Instructions for the task
Copy out the complete listing, word for word.

Input for this task
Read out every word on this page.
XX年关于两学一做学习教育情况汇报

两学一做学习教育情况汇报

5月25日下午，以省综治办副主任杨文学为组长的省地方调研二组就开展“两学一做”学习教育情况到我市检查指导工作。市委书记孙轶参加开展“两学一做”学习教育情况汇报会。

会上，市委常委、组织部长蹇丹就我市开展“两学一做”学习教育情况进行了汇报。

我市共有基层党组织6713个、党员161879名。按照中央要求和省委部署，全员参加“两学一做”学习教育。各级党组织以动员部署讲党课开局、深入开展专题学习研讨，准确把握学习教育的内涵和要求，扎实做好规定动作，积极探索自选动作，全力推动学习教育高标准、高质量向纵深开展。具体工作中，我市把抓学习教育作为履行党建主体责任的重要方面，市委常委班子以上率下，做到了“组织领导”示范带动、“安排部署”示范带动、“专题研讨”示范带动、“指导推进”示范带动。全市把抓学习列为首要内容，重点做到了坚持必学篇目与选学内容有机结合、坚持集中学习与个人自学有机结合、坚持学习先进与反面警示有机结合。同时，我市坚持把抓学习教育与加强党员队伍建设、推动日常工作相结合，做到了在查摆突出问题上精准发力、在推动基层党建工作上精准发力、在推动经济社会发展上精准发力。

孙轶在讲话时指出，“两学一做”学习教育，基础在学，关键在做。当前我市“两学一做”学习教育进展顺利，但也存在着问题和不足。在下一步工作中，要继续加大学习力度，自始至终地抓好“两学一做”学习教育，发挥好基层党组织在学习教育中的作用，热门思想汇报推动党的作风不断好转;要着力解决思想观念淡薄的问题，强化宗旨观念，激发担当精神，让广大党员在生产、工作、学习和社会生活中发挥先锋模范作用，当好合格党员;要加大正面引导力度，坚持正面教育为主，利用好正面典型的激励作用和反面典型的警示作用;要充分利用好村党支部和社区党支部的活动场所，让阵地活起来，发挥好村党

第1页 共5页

Full solution
Read out every word on this page.
XX年关于两学一做学习教育情况汇报

两学一做学习教育情况汇报

5月25日下午，以省综治办副主任杨文学为组长的省地方调研二组就开展“两学一做”学习教育情况到我市检查指导工作。市委书记孙轶参加开展“两学一做”学习教育情况汇报会。

会上，市委常委、组织部长蹇丹就我市开展“两学一做”学习教育情况进行了汇报。

我市共有基层党组织6713个、党员161879名。按照中央要求和省委部署，全员参加“两学一做”学习教育。各级党组织以动员部署讲党课开局、深入开展专题学习研讨，准确把握学习教育的内涵和要求，扎实做好规定动作，积极探索自选动作，全力推动学习教育高标准、高质量向纵深开展。具体工作中，我市把抓学习教育作为履行党建主体责任的重要方面，市委常委班子以上率下，做到了“组织领导”示范带动、“安排部署”示范带动、“专题研讨”示范带动、“指导推进”示范带动。全市把抓学习列为首要内容，重点做到了坚持必学篇目与选学内容有机结合、坚持集中学习与个人自学有机结合、坚持学习先进与反面警示有机结合。同时，我市坚持把抓学习教育与加强党员队伍建设、推动日常工作相结合，做到了在查摆突出问题上精准发力、在推动基层党建工作上精准发力、在推动经济社会发展上精准发力。

孙轶在讲话时指出，“两学一做”学习教育，基础在学，关键在做。当前我市“两学一做”学习教育进展顺利，但也存在着问题和不足。在下一步工作中，要继续加大学习力度，自始至终地抓好“两学一做”学习教育，发挥好基层党组织在学习教育中的作用，热门思想汇报推动党的作风不断好转;要着力解决思想观念淡薄的问题，强化宗旨观念，激发担当精神，让广大党员在生产、工作、学习和社会生活中发挥先锋模范作用，当好合格党员;要加大正面引导力度，坚持正面教育为主，利用好正面典型的激励作用和反面典型的警示作用;要充分利用好村党支部和社区党支部的活动场所，让阵地活起来，发挥好村党

第1页 共5页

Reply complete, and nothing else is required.